━━ EXTRACTED MATERIAL ━━

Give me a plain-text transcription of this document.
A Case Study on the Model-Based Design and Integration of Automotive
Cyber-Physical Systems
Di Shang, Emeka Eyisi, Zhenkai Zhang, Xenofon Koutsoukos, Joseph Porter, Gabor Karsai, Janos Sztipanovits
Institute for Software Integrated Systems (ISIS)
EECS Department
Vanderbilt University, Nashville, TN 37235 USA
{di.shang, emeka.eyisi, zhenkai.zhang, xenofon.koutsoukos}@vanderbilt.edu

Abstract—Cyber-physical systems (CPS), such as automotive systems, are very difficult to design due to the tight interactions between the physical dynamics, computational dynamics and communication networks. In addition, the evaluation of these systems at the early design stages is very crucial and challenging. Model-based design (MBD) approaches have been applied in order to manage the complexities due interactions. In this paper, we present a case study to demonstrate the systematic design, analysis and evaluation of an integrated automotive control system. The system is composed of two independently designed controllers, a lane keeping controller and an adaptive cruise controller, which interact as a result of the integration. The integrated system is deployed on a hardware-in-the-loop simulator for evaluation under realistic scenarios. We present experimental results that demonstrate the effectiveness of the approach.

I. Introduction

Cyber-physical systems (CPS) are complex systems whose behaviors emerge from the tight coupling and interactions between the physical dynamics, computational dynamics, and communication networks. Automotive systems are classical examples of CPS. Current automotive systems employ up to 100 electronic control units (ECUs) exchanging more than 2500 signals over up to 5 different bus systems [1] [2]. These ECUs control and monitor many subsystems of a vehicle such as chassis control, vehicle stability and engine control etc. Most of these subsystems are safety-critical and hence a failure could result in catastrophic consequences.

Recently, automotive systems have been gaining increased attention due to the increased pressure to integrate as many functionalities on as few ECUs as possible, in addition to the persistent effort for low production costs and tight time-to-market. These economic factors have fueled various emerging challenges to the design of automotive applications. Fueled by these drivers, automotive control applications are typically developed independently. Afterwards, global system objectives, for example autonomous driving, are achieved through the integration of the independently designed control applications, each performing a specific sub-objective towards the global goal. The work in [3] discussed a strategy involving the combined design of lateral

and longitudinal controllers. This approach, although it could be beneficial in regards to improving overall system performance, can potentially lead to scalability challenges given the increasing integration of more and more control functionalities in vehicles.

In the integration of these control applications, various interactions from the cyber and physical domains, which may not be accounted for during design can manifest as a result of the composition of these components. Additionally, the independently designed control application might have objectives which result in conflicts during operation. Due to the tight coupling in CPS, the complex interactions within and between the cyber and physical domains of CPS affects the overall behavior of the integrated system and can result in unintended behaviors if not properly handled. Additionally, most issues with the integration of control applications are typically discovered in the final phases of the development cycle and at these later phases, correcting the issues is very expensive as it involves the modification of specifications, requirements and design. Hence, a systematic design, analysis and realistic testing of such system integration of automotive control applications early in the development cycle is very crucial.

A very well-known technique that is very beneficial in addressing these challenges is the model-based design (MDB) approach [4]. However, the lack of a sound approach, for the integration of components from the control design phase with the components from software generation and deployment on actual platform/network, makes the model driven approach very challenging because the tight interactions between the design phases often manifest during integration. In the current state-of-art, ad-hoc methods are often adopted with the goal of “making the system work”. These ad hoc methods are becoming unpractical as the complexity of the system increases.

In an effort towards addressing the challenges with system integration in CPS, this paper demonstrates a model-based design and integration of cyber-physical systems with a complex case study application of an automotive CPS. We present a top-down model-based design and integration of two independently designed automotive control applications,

━━━

> _WORK TO BE COMPLETED_
Find the lines with the string "present" and reproduce them.

> _EXERCISE RESULT_
Abstract—Cyber-physical systems (CPS), such as automotive systems, are very difficult to design due to the tight interactions between the physical dynamics, computational dynamics and communication networks. In addition, the evaluation of these systems at the early design stages is very crucial and challenging. Model-based design (MBD) approaches have been applied in order to manage the complexities due interactions. In this paper, we present a case study to demonstrate the systematic design, analysis and evaluation of an integrated automotive control system. The system is composed of two independently designed controllers, a lane keeping controller and an adaptive cruise controller, which interact as a result of the integration. The integrated system is deployed on a hardware-in-the-loop simulator for evaluation under realistic scenarios. We present experimental results that demonstrate the effectiveness of the approach.
In an effort towards addressing the challenges with system integration in CPS, this paper demonstrates a model-based design and integration of cyber-physical systems with a complex case study application of an automotive CPS. We present a top-down model-based design and integration of two independently designed automotive control applications,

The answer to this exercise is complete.